━━ Page excerpt ━━

Tuesday, November 29, 2005

Edouard Manet's Boating (1874) at the Met

Here is our podcast of the beautiful painting by Manet of a couple boating on the Seine in the suburban town of Argenteuil. Right click here to download or use the player below to listen.

Sunday, November 27, 2005

modeling learning?

"Educators therefore face a different set of challenges. Very different. Their authority is in question since we've learned that we can learn more from talking with others than by listening to any single expert. But, more important, if knowledge emerges from conversations, then just about all our educational focus ought to be on learning how to be good conversationalists: how to listen, how to kindle a conversation, how to evaluate claims, how to speak in a voice worth hearing... and, most of all, how to share a world in which knowledge is plural, for that's what conversation – and knowledge – is about." From David Weinberger, "Knowledge in Transition: How access is changing the very Nature of Technology," in Interactive Educator, Autumn 2005 via Weblogg-ed Some thoughts today about conversations -- modeling conversations is what we were able to do in our podcasts and in our camtasia videos. And if teaching is more about modeling learning than about content delivery, and learning happens in conversations with many sources, then our podcasts and screencasts model learning in an important way...

━━━
━━ Dataset records ━━

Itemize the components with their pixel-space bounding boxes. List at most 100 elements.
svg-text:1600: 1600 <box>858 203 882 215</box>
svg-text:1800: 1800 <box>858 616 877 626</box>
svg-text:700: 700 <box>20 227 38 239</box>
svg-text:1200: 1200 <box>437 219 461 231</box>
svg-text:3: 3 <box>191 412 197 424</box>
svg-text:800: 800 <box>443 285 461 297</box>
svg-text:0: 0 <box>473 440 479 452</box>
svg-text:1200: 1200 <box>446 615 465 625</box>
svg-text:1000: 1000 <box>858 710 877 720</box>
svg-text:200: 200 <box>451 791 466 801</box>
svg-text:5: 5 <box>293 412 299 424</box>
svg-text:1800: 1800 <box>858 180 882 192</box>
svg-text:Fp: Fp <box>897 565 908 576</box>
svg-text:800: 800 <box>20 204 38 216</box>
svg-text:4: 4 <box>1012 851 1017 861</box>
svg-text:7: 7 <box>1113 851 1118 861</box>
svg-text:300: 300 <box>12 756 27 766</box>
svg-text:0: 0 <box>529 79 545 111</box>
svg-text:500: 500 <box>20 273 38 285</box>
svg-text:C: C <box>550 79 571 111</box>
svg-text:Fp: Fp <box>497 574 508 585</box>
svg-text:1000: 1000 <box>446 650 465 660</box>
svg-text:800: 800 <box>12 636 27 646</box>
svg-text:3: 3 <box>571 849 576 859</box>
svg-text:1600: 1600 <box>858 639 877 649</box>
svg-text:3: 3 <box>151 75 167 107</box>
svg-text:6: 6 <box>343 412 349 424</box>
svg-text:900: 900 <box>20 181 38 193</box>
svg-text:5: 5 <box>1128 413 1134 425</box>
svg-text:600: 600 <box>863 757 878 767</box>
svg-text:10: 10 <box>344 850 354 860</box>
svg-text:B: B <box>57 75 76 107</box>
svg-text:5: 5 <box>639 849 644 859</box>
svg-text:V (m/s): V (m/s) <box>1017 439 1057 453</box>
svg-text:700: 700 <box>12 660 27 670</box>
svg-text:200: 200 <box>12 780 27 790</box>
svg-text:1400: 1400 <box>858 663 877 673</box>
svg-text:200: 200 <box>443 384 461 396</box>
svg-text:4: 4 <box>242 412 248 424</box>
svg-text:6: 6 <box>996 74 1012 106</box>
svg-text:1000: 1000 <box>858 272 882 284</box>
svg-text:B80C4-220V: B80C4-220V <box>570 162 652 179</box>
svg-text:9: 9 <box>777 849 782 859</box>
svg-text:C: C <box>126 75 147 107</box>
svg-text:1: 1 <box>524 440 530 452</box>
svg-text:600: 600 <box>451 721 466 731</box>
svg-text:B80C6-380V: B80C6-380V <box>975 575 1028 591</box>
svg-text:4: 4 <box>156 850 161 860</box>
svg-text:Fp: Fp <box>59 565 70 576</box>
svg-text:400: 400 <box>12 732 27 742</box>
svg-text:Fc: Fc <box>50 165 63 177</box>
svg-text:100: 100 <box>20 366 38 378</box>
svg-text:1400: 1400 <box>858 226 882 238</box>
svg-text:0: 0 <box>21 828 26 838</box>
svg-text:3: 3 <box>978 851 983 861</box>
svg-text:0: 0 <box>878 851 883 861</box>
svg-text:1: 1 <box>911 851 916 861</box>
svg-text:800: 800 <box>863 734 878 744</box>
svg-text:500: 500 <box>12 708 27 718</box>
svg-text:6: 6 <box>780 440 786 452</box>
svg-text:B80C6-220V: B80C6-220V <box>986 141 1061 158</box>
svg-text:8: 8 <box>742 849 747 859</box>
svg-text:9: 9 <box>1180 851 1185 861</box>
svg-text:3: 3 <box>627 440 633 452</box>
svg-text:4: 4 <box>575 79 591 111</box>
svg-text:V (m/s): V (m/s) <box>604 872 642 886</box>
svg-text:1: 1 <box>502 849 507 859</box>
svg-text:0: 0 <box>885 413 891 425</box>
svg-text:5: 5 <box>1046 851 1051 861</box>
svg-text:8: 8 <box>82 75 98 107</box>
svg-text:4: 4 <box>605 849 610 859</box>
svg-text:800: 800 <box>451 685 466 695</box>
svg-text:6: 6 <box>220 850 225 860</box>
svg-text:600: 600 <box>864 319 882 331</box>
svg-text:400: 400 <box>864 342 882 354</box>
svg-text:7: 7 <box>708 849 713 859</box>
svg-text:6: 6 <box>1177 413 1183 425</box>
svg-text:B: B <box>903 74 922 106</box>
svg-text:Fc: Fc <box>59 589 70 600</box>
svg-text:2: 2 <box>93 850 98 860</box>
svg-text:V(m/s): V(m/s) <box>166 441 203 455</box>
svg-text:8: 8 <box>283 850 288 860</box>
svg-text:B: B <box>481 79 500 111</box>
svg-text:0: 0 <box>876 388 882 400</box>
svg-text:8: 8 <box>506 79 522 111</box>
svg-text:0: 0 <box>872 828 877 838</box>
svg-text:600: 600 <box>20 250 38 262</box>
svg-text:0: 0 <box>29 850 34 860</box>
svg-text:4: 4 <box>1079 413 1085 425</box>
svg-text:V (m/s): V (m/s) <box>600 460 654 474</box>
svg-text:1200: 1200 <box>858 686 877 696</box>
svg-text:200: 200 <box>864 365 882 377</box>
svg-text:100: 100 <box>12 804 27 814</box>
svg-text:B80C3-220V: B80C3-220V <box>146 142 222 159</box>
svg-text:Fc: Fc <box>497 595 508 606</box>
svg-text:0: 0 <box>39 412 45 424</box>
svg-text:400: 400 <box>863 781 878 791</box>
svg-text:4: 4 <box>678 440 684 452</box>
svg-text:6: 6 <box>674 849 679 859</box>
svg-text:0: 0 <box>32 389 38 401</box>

━━━

== What is asked ==
Transcribe the blog excerpt word for word, starting at "Edouard Manet's Boating" and ending at "below to listen.". The items come from a separate source.

== The reply ==
Edouard Manet's Boating (1874) at the Met

Here is our podcast of the beautiful painting by Manet of a couple boating on the Seine in the suburban town of Argenteuil. Right click here to download or use the player below to listen.